Exactly repeat the full listing that follows.
START RECORDS FOR THE EXERCISE
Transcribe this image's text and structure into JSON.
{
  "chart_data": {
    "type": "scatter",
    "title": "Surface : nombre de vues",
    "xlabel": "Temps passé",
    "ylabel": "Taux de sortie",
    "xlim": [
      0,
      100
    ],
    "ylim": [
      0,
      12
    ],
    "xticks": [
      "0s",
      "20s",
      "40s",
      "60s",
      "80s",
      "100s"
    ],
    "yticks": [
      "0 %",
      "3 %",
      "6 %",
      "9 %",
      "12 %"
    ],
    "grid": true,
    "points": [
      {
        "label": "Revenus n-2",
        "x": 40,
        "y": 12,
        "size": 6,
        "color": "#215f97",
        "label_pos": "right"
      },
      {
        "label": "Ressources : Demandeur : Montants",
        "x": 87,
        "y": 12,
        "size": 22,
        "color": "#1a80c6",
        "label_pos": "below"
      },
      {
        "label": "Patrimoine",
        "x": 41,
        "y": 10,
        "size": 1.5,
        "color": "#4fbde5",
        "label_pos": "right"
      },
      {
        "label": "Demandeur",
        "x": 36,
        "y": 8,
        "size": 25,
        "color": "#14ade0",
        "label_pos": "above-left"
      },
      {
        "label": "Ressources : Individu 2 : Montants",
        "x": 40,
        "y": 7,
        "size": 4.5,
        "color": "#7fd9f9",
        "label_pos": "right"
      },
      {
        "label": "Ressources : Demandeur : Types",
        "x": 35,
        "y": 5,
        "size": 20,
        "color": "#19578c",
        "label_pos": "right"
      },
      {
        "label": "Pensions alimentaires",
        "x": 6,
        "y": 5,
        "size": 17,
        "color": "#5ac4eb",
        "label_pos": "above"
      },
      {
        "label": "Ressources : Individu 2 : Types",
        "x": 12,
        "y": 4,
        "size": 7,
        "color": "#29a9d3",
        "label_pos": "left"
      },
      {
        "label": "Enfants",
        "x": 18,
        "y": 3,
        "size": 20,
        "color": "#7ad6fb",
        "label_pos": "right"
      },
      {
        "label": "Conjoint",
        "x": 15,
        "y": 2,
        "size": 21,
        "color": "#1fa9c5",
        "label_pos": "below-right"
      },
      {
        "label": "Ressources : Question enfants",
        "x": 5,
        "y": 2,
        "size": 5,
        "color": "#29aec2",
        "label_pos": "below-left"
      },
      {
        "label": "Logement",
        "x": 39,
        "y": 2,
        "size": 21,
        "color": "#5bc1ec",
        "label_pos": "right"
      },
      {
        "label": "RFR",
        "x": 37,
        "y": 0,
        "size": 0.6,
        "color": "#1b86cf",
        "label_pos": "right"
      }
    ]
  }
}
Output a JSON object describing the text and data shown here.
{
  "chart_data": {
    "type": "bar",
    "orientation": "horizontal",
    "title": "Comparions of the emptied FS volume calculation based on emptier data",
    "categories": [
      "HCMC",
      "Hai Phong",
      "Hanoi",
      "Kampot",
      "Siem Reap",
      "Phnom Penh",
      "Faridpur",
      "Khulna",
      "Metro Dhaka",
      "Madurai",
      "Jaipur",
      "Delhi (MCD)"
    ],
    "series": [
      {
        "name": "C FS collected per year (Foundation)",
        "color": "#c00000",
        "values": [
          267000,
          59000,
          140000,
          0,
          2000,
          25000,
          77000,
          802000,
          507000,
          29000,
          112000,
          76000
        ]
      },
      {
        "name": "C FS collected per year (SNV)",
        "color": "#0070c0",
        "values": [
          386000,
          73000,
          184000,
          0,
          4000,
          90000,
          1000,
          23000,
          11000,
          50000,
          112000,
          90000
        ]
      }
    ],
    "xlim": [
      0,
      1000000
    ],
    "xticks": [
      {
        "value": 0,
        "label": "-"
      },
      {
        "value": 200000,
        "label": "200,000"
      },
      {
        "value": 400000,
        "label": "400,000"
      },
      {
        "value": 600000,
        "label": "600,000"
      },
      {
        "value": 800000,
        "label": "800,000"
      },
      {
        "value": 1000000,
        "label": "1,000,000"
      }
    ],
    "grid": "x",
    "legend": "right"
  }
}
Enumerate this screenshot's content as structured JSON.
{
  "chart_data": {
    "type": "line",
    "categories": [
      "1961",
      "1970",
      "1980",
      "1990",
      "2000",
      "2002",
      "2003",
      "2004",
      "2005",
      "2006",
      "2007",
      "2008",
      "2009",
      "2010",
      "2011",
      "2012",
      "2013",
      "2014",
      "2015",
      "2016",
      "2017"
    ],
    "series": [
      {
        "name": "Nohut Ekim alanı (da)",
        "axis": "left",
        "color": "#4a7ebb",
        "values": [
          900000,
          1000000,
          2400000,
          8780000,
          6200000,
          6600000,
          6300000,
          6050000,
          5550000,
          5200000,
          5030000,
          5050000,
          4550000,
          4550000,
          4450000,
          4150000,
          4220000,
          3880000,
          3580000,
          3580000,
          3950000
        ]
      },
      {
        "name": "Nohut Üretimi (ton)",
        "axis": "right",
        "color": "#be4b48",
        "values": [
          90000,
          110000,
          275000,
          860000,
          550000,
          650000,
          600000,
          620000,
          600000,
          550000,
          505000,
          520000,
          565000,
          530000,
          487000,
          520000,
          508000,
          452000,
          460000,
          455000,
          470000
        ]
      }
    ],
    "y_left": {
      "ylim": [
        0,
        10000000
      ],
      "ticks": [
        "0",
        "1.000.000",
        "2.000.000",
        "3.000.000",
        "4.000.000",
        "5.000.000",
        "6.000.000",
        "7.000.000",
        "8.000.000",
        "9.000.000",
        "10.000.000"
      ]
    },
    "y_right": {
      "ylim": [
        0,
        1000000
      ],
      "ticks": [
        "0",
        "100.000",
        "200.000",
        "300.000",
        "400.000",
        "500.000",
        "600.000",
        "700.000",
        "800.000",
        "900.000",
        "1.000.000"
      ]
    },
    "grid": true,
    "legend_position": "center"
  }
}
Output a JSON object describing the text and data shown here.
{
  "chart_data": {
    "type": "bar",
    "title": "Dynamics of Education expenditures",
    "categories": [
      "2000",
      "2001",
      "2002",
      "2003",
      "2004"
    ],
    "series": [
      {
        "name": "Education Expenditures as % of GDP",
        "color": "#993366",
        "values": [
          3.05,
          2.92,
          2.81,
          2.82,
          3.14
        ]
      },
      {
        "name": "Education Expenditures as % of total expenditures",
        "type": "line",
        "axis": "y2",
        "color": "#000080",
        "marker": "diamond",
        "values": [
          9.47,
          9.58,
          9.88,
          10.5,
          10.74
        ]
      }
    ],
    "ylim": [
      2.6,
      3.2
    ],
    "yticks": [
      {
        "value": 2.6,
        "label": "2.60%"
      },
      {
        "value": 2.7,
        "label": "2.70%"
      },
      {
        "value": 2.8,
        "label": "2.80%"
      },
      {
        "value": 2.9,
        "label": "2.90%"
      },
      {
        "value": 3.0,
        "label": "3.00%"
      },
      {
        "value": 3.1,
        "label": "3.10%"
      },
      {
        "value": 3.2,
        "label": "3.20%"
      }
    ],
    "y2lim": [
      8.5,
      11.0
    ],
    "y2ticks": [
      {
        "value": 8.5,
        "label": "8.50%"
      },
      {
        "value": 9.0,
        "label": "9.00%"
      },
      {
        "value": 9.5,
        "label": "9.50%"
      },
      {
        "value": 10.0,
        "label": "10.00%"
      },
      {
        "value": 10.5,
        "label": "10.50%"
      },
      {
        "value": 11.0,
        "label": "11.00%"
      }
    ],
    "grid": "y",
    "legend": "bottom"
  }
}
END RECORDS FOR THE EXERCISE
* [EXERCISE OUTPUT]
Transcribe this image's text and structure into JSON.
{
  "chart_data": {
    "type": "scatter",
    "title": "Surface : nombre de vues",
    "xlabel": "Temps passé",
    "ylabel": "Taux de sortie",
    "xlim": [
      0,
      100
    ],
    "ylim": [
      0,
      12
    ],
    "xticks": [
      "0s",
      "20s",
      "40s",
      "60s",
      "80s",
      "100s"
    ],
    "yticks": [
      "0 %",
      "3 %",
      "6 %",
      "9 %",
      "12 %"
    ],
    "grid": true,
    "points": [
      {
        "label": "Revenus n-2",
        "x": 40,
        "y": 12,
        "size": 6,
        "color": "#215f97",
        "label_pos": "right"
      },
      {
        "label": "Ressources : Demandeur : Montants",
        "x": 87,
        "y": 12,
        "size": 22,
        "color": "#1a80c6",
        "label_pos": "below"
      },
      {
        "label": "Patrimoine",
        "x": 41,
        "y": 10,
        "size": 1.5,
        "color": "#4fbde5",
        "label_pos": "right"
      },
      {
        "label": "Demandeur",
        "x": 36,
        "y": 8,
        "size": 25,
        "color": "#14ade0",
        "label_pos": "above-left"
      },
      {
        "label": "Ressources : Individu 2 : Montants",
        "x": 40,
        "y": 7,
        "size": 4.5,
        "color": "#7fd9f9",
        "label_pos": "right"
      },
      {
        "label": "Ressources : Demandeur : Types",
        "x": 35,
        "y": 5,
        "size": 20,
        "color": "#19578c",
        "label_pos": "right"
      },
      {
        "label": "Pensions alimentaires",
        "x": 6,
        "y": 5,
        "size": 17,
        "color": "#5ac4eb",
        "label_pos": "above"
      },
      {
        "label": "Ressources : Individu 2 : Types",
        "x": 12,
        "y": 4,
        "size": 7,
        "color": "#29a9d3",
        "label_pos": "left"
      },
      {
        "label": "Enfants",
        "x": 18,
        "y": 3,
        "size": 20,
        "color": "#7ad6fb",
        "label_pos": "right"
      },
      {
        "label": "Conjoint",
        "x": 15,
        "y": 2,
        "size": 21,
        "color": "#1fa9c5",
        "label_pos": "below-right"
      },
      {
        "label": "Ressources : Question enfants",
        "x": 5,
        "y": 2,
        "size": 5,
        "color": "#29aec2",
        "label_pos": "below-left"
      },
      {
        "label": "Logement",
        "x": 39,
        "y": 2,
        "size": 21,
        "color": "#5bc1ec",
        "label_pos": "right"
      },
      {
        "label": "RFR",
        "x": 37,
        "y": 0,
        "size": 0.6,
        "color": "#1b86cf",
        "label_pos": "right"
      }
    ]
  }
}
Output a JSON object describing the text and data shown here.
{
  "chart_data": {
    "type": "bar",
    "orientation": "horizontal",
    "title": "Comparions of the emptied FS volume calculation based on emptier data",
    "categories": [
      "HCMC",
      "Hai Phong",
      "Hanoi",
      "Kampot",
      "Siem Reap",
      "Phnom Penh",
      "Faridpur",
      "Khulna",
      "Metro Dhaka",
      "Madurai",
      "Jaipur",
      "Delhi (MCD)"
    ],
    "series": [
      {
        "name": "C FS collected per year (Foundation)",
        "color": "#c00000",
        "values": [
          267000,
          59000,
          140000,
          0,
          2000,
          25000,
          77000,
          802000,
          507000,
          29000,
          112000,
          76000
        ]
      },
      {
        "name": "C FS collected per year (SNV)",
        "color": "#0070c0",
        "values": [
          386000,
          73000,
          184000,
          0,
          4000,
          90000,
          1000,
          23000,
          11000,
          50000,
          112000,
          90000
        ]
      }
    ],
    "xlim": [
      0,
      1000000
    ],
    "xticks": [
      {
        "value": 0,
        "label": "-"
      },
      {
        "value": 200000,
        "label": "200,000"
      },
      {
        "value": 400000,
        "label": "400,000"
      },
      {
        "value": 600000,
        "label": "600,000"
      },
      {
        "value": 800000,
        "label": "800,000"
      },
      {
        "value": 1000000,
        "label": "1,000,000"
      }
    ],
    "grid": "x",
    "legend": "right"
  }
}
Enumerate this screenshot's content as structured JSON.
{
  "chart_data": {
    "type": "line",
    "categories": [
      "1961",
      "1970",
      "1980",
      "1990",
      "2000",
      "2002",
      "2003",
      "2004",
      "2005",
      "2006",
      "2007",
      "2008",
      "2009",
      "2010",
      "2011",
      "2012",
      "2013",
      "2014",
      "2015",
      "2016",
      "2017"
    ],
    "series": [
      {
        "name": "Nohut Ekim alanı (da)",
        "axis": "left",
        "color": "#4a7ebb",
        "values": [
          900000,
          1000000,
          2400000,
          8780000,
          6200000,
          6600000,
          6300000,
          6050000,
          5550000,
          5200000,
          5030000,
          5050000,
          4550000,
          4550000,
          4450000,
          4150000,
          4220000,
          3880000,
          3580000,
          3580000,
          3950000
        ]
      },
      {
        "name": "Nohut Üretimi (ton)",
        "axis": "right",
        "color": "#be4b48",
        "values": [
          90000,
          110000,
          275000,
          860000,
          550000,
          650000,
          600000,
          620000,
          600000,
          550000,
          505000,
          520000,
          565000,
          530000,
          487000,
          520000,
          508000,
          452000,
          460000,
          455000,
          470000
        ]
      }
    ],
    "y_left": {
      "ylim": [
        0,
        10000000
      ],
      "ticks": [
        "0",
        "1.000.000",
        "2.000.000",
        "3.000.000",
        "4.000.000",
        "5.000.000",
        "6.000.000",
        "7.000.000",
        "8.000.000",
        "9.000.000",
        "10.000.000"
      ]
    },
    "y_right": {
      "ylim": [
        0,
        1000000
      ],
      "ticks": [
        "0",
        "100.000",
        "200.000",
        "300.000",
        "400.000",
        "500.000",
        "600.000",
        "700.000",
        "800.000",
        "900.000",
        "1.000.000"
      ]
    },
    "grid": true,
    "legend_position": "center"
  }
}
Output a JSON object describing the text and data shown here.
{
  "chart_data": {
    "type": "bar",
    "title": "Dynamics of Education expenditures",
    "categories": [
      "2000",
      "2001",
      "2002",
      "2003",
      "2004"
    ],
    "series": [
      {
        "name": "Education Expenditures as % of GDP",
        "color": "#993366",
        "values": [
          3.05,
          2.92,
          2.81,
          2.82,
          3.14
        ]
      },
      {
        "name": "Education Expenditures as % of total expenditures",
        "type": "line",
        "axis": "y2",
        "color": "#000080",
        "marker": "diamond",
        "values": [
          9.47,
          9.58,
          9.88,
          10.5,
          10.74
        ]
      }
    ],
    "ylim": [
      2.6,
      3.2
    ],
    "yticks": [
      {
        "value": 2.6,
        "label": "2.60%"
      },
      {
        "value": 2.7,
        "label": "2.70%"
      },
      {
        "value": 2.8,
        "label": "2.80%"
      },
      {
        "value": 2.9,
        "label": "2.90%"
      },
      {
        "value": 3.0,
        "label": "3.00%"
      },
      {
        "value": 3.1,
        "label": "3.10%"
      },
      {
        "value": 3.2,
        "label": "3.20%"
      }
    ],
    "y2lim": [
      8.5,
      11.0
    ],
    "y2ticks": [
      {
        "value": 8.5,
        "label": "8.50%"
      },
      {
        "value": 9.0,
        "label": "9.00%"
      },
      {
        "value": 9.5,
        "label": "9.50%"
      },
      {
        "value": 10.0,
        "label": "10.00%"
      },
      {
        "value": 10.5,
        "label": "10.50%"
      },
      {
        "value": 11.0,
        "label": "11.00%"
      }
    ],
    "grid": "y",
    "legend": "bottom"
  }
}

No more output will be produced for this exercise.